Task to complete: Lines that hold the string "Loader" are to be counted; give only their number.

Data records:
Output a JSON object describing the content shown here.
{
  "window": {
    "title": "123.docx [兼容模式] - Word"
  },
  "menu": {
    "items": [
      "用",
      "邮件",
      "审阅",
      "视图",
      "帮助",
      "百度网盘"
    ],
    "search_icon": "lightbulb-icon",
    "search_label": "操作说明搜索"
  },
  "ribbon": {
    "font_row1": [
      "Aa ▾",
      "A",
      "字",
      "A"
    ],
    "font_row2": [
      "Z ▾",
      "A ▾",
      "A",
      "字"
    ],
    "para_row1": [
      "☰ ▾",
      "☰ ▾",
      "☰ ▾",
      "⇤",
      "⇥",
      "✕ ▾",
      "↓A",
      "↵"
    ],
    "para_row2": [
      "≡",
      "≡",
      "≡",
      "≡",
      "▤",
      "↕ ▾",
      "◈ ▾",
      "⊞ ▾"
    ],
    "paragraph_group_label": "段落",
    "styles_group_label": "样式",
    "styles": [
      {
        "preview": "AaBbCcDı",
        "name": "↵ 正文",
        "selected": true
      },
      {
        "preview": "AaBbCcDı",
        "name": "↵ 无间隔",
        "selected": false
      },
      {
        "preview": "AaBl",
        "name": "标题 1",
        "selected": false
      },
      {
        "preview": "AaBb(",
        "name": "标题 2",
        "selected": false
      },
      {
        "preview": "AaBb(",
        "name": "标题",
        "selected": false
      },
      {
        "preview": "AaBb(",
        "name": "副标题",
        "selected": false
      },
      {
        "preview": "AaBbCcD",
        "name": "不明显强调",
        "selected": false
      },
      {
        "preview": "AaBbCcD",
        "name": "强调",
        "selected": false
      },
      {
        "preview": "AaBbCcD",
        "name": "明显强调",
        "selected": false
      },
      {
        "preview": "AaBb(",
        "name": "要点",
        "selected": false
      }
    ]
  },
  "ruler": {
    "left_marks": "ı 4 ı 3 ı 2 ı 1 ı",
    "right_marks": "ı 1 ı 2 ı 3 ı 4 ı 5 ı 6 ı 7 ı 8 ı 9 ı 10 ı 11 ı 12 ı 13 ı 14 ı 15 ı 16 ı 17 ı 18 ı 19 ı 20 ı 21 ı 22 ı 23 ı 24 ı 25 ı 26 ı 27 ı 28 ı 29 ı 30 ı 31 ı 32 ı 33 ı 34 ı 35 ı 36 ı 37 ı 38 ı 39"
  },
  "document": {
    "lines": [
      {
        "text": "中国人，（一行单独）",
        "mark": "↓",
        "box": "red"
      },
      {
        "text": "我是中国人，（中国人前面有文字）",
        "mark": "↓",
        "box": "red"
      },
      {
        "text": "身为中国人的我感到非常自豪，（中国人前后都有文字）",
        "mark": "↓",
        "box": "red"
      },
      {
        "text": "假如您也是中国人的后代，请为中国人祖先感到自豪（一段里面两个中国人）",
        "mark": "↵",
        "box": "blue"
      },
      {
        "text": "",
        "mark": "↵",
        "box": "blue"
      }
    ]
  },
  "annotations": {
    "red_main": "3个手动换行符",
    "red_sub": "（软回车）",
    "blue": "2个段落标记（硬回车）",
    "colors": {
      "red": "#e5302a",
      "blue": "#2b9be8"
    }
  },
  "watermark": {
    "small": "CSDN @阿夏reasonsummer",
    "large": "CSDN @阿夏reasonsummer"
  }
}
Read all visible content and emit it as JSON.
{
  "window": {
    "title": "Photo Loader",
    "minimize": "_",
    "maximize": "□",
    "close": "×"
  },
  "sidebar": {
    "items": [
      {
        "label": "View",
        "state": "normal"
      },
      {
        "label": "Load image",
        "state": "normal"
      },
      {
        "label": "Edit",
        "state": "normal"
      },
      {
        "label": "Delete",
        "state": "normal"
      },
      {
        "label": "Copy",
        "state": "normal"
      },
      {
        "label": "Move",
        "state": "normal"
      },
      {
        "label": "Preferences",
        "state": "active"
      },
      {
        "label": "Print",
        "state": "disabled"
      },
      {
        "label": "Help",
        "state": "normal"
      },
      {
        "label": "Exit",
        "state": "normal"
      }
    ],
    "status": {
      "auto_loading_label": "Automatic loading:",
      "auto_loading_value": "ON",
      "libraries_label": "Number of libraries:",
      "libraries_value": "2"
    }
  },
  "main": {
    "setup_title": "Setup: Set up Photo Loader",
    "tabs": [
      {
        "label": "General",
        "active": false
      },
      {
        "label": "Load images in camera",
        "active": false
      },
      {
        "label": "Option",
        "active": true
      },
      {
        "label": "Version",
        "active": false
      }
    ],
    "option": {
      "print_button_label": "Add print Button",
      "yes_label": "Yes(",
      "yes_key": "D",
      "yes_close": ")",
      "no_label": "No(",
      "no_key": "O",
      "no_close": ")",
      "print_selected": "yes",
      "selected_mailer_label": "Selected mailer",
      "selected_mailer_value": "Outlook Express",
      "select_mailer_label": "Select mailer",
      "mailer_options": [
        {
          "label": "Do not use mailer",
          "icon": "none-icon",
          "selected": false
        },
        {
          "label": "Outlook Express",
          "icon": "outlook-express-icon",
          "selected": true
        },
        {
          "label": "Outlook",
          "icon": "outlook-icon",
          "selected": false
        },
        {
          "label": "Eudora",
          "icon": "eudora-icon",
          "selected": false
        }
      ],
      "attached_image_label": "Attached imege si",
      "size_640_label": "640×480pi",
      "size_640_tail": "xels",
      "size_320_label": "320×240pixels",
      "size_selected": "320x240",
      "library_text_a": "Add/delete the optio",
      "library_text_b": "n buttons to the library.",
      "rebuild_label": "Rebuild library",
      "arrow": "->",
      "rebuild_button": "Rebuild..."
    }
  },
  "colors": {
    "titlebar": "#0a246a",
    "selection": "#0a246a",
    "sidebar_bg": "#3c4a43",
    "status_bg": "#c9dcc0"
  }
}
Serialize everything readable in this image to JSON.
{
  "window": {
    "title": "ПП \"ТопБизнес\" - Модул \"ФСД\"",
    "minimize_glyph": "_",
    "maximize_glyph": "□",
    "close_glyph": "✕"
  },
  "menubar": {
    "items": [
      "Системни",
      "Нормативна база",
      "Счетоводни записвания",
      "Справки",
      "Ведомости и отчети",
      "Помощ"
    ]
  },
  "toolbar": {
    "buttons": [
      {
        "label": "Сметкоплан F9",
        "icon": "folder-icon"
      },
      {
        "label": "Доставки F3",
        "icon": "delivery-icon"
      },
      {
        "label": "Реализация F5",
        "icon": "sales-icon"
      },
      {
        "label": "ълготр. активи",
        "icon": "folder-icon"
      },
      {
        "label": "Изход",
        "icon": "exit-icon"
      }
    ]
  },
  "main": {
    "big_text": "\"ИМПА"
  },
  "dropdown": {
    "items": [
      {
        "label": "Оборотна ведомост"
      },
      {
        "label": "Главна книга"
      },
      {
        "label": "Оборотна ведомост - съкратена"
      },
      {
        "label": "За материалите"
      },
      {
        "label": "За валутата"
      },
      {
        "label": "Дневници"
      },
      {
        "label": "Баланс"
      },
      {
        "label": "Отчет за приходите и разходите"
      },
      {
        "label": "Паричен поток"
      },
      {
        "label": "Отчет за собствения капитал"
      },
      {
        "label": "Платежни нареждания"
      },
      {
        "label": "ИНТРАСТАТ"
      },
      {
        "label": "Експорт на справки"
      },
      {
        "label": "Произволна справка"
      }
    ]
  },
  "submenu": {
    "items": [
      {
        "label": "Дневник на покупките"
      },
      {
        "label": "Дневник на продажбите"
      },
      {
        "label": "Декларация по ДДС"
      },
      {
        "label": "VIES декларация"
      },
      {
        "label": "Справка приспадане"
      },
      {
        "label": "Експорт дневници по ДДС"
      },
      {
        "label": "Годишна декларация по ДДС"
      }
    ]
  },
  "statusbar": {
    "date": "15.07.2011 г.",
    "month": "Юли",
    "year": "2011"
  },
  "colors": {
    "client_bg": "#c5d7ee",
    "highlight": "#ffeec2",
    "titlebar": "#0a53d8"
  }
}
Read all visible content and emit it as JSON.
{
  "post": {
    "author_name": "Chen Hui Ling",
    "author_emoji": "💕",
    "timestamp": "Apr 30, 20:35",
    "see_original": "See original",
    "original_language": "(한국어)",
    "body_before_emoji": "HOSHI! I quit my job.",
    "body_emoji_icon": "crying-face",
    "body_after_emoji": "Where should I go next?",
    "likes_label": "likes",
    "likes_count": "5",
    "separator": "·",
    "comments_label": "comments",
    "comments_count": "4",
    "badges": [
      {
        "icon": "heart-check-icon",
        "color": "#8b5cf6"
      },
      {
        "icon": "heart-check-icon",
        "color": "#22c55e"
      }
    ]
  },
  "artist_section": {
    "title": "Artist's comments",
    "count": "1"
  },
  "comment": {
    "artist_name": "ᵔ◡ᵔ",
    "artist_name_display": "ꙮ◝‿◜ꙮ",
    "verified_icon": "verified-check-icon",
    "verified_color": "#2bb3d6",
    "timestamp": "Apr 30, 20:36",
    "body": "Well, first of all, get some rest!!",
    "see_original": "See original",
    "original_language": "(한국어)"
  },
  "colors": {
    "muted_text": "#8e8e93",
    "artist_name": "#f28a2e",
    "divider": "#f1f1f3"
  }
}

The answer: 2